## REQUIREMENT A
Render the rows between the one holding "candle-body [478,180,481,183]" and the one holding "price-tag-label: 186.66 [888,282,920,292]", inclusive, as a JSON list of strings with one string per row and no blank lines.

Surprise! You're Being Audited By The RNC!

This is a weird little tale that comes to us from TPM Muckraker: the Republican National Committee has started sending out letters to people saying that "a recent audit of your Party affiliation turned up some irregularities." The letters then ask for money.

You can see the letter, the survey, and the ask stub here, also from Muckraker. The story revolves around a lifelong 83-year-old Democrat who received one of these letters. If that sounds like unusually unsuccessful targeting to you, it probably should. The obvious question is whether, rather than targeting Republicans who haven't given in a while with a faux-menacing letter, they're going after people who really aren't Republicans to begin with and faux-menacing some money out of them.

There's just something creepy about the tenor and the tone of a letter that uses words like "audit" and say that everyone says you're a strong Republican, and now you have to prove it with dollars. The enclosed form is a method of gathering information, so maybe they're going after unknowns in hopes of figuring out who lives where. The method, though — especially when it includes an envelope that looks like this — was in this case just weird and uncomfortable. Am I the only person that thinks "The Office of Strategic Information" sounds a little menacing, too?

Ethics mean nothing to the RNC

Oblivious Republicans called the Denton County Democratic Party HQ looking for me. I was disappointed when I found out it wasn't their hit squad after all - just a typical Republican fundraising scam.

Her: "NRCC, how may I help you".
Me: "Yeah, I got this call today on voicemail and it was something about a press release"
Her: "I can help you with that. What is your name?"
Me: "Steve Southwell"
Her: "S-O-U-T-H-W-E-L-L?"

## REQUIREMENT B
Continue the piece about the Republican fundraising "audit" letters, starting right after its last line.

## GIVEN INFORMATION
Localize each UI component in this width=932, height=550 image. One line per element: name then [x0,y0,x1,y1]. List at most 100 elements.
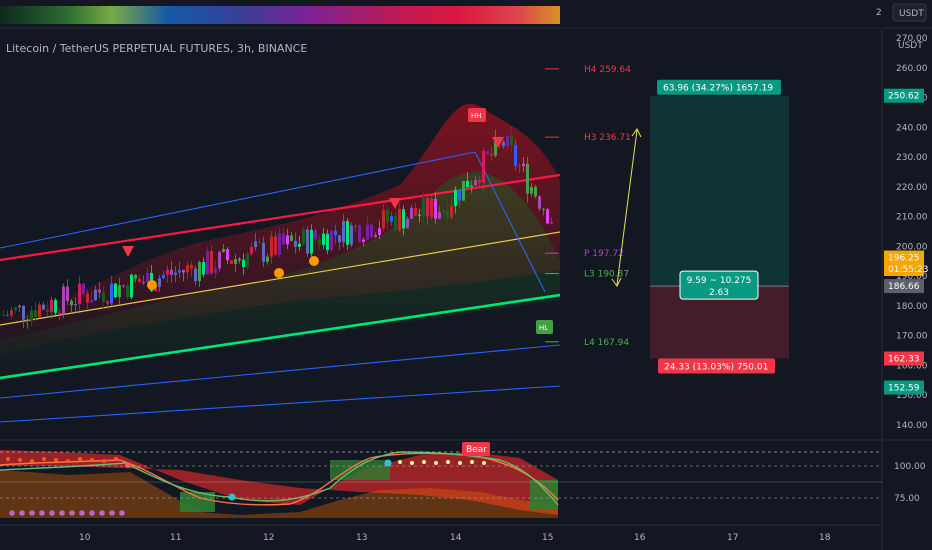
candle-body [478,180,481,183]
osc-dot [89,510,95,516]
time-tick-label: 11 [170,533,181,543]
candle-body [210,251,213,274]
long-position-tool[interactable]: 63.96 (34.27%) 1657.19 24.33 (13.03%) 750… [650,79,789,374]
candle-body [250,247,253,254]
price-tag-label: 250.62 [888,92,920,102]
osc-dot [69,510,75,516]
chart-canvas[interactable]: 2 USDT USDT 270.00260.00250.00240.00230.… [0,0,932,550]
hl-marker-label: HL [539,324,548,332]
oscillator-axis[interactable]: 100.00 75.00 [894,462,926,504]
bear-icon [274,268,284,278]
candle-body [414,207,417,216]
price-tick-label: 230.00 [896,153,928,163]
price-tag-label: 186.66 [888,282,920,292]
price-tick-label: 180.00 [896,302,928,312]
price-tick-label: 140.00 [896,421,928,431]
candle-body [218,251,221,269]
candle-body [398,209,401,231]
candle-body [86,293,89,303]
candle-body [74,304,77,306]
candle-body [306,229,309,254]
candle-body [298,243,301,247]
candle-body [374,235,377,237]
candle-body [382,209,385,229]
candle-body [94,289,97,301]
candle-body [42,304,45,310]
candle-body [450,206,453,218]
price-tick-label: 260.00 [896,64,928,74]
chart-title: Litecoin / TetherUS PERPETUAL FUTURES, 3… [6,42,308,55]
candle-body [438,212,441,219]
candle-body [230,260,233,264]
candle-body [126,285,129,298]
candle-body [474,180,477,186]
osc-dot [422,460,426,464]
osc-dot [9,510,15,516]
candle-body [350,225,353,245]
osc-dot [99,510,105,516]
candle-body [530,186,533,194]
candle-body [46,309,49,312]
candle-body [62,286,65,315]
price-tick-label: 240.00 [896,123,928,133]
candle-body [538,196,541,209]
top-strip-tick: 2 [876,8,882,18]
candle-body [378,228,381,236]
candle-body [262,242,265,262]
candle-body [122,285,125,287]
osc-dot [114,457,118,461]
candle-body [162,274,165,279]
candle-body [514,145,517,167]
candle-body [258,241,261,243]
time-axis[interactable]: 10 11 12 13 14 15 16 17 18 [79,533,831,543]
candle-body [326,233,329,251]
candle-body [302,229,305,244]
candle-body [290,235,293,241]
candle-body [486,150,489,154]
osc-tick-label: 100.00 [894,462,926,472]
candle-body [386,209,389,222]
osc-dot [19,510,25,516]
candle-body [454,190,457,207]
price-tag-label: 01:55:23 [888,265,928,275]
candle-body [178,270,181,273]
candle-body [66,286,69,301]
candle-body [142,281,145,283]
candle-body [434,198,437,219]
candle-body [466,180,469,188]
candle-body [206,251,209,275]
candle-body [482,150,485,183]
candle-body [118,285,121,298]
candle-body [114,283,117,298]
candle-body [526,163,529,194]
candle-body [442,210,445,213]
candle-body [130,274,133,298]
osc-dot [29,510,35,516]
candle-body [274,236,277,255]
candle-body [510,135,513,146]
candle-body [422,197,425,215]
candle-body [266,256,269,262]
time-tick-label: 14 [450,533,462,543]
candle-body [26,319,29,321]
candle-body [138,278,141,283]
candle-body [318,239,321,245]
candle-body [78,283,81,305]
top-strip [0,0,932,29]
candle-body [182,270,185,273]
time-tick-label: 16 [634,533,646,543]
ratio-line-2: 2.63 [709,288,729,298]
target-label: 63.96 (34.27%) 1657.19 [663,84,773,94]
osc-dot [49,510,55,516]
oscillator [0,450,559,518]
osc-dot [434,461,438,465]
osc-dot [90,458,94,462]
blue-channel-2 [0,385,560,423]
candle-body [238,259,241,261]
candle-body [198,261,201,282]
candle-body [406,218,409,229]
candle-body [342,220,345,243]
candle-body [358,225,361,242]
candle-body [22,305,25,320]
candle-body [70,300,73,306]
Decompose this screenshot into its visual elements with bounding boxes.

## REPLY A
[
  "candle-body [478,180,481,183]",
  "osc-dot [89,510,95,516]",
  "time-tick-label: 11 [170,533,181,543]",
  "candle-body [210,251,213,274]",
  "long-position-tool[interactable]: 63.96 (34.27%) 1657.19 24.33 (13.03%) 750… [650,79,789,374]",
  "candle-body [250,247,253,254]",
  "price-tag-label: 250.62 [888,92,920,102]",
  "osc-dot [69,510,75,516]",
  "chart-canvas[interactable]: 2 USDT USDT 270.00260.00250.00240.00230.… [0,0,932,550]",
  "hl-marker-label: HL [539,324,548,332]",
  "oscillator-axis[interactable]: 100.00 75.00 [894,462,926,504]",
  "bear-icon [274,268,284,278]",
  "candle-body [414,207,417,216]",
  "price-tick-label: 230.00 [896,153,928,163]",
  "price-tag-label: 186.66 [888,282,920,292]"
]

## REPLY B
Me: "yes - what's this about?"
Her: "Oh - this is strange. You're listed as working for the Denton County Democratic Party?"
Me: "Um - yeah. What may I ask is this NRCC?"
Her: "It's the National Republican Congressional Committee. We were actually calling to talk to you about a press release we were sending out regarding our Business Advisory Council. Don't know how you got on this list".
Me: "hmm... "

I would also like to point out that a mailing like this might very well be used in a voter caging scheme - whereby Republicans take envelopes that come back in the return mail and use them to selectively challenge voters at the polls on election day. How creative to combine both scams and raise money while getting your voter suppression going.

Steve Southwell
WhosPlayin? Blog: http://www.whosplayin.com

Change

I have an idea. Rather than going to your local Coinstar and losing 2 cents per every 10, why not just donate your pennies to the RNC? If they send a return envelope, just send it back with enough pennies that it weighs it down and they owe more postage to the post office for their services. Little old ladies have plenty of loose change, so this should work out perfectly.